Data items

┄┄┄┄┄┄┄┄┄┄

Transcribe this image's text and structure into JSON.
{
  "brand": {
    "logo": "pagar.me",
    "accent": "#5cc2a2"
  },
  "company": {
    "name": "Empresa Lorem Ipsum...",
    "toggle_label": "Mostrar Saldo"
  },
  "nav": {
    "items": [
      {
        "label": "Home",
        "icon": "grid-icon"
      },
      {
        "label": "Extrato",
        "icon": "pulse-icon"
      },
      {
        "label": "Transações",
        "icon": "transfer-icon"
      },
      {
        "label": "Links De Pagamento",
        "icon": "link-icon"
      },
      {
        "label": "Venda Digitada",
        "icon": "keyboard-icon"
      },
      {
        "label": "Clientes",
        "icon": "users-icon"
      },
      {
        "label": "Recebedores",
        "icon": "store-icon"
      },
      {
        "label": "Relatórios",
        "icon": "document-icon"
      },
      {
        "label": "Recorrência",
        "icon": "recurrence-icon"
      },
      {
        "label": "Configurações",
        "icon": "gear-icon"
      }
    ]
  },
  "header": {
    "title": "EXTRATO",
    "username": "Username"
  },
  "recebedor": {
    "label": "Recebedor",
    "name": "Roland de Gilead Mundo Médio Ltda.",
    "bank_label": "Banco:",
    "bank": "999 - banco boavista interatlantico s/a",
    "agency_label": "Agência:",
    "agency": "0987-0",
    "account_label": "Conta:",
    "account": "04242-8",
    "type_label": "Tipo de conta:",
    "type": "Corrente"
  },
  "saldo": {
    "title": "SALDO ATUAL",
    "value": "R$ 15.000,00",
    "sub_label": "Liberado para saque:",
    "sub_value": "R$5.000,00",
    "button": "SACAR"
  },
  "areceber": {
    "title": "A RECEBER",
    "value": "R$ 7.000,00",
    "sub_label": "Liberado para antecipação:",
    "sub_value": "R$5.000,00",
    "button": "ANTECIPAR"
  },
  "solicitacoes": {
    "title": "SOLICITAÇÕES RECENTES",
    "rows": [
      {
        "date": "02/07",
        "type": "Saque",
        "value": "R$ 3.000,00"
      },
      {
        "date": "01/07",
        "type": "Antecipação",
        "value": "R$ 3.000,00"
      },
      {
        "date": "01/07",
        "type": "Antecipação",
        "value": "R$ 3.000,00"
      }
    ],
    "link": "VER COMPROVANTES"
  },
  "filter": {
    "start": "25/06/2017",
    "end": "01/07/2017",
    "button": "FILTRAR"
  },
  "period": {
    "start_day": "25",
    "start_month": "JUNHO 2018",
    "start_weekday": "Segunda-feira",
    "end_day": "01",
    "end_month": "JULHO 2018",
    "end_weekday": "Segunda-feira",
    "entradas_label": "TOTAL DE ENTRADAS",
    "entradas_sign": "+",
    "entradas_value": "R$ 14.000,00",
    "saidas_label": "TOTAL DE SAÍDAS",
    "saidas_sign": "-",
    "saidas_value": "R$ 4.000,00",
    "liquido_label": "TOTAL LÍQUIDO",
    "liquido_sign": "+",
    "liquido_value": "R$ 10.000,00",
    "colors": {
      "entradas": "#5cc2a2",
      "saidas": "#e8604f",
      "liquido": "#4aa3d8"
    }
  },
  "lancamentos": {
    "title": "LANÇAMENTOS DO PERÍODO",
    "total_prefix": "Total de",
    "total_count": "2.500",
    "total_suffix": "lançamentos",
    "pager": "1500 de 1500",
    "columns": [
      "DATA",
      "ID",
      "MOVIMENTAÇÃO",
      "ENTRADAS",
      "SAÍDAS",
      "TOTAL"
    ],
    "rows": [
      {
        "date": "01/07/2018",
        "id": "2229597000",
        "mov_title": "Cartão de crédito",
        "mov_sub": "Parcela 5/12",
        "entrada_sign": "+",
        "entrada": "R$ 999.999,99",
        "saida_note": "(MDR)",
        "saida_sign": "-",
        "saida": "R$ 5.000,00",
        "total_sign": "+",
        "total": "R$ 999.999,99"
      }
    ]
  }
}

┄┄┄┄┄┄┄┄┄┄

> **WORK TO DO**
Go through the material above and count the lines that include "date". Give the number alone.

> **COMPLETE OUTPUT**
4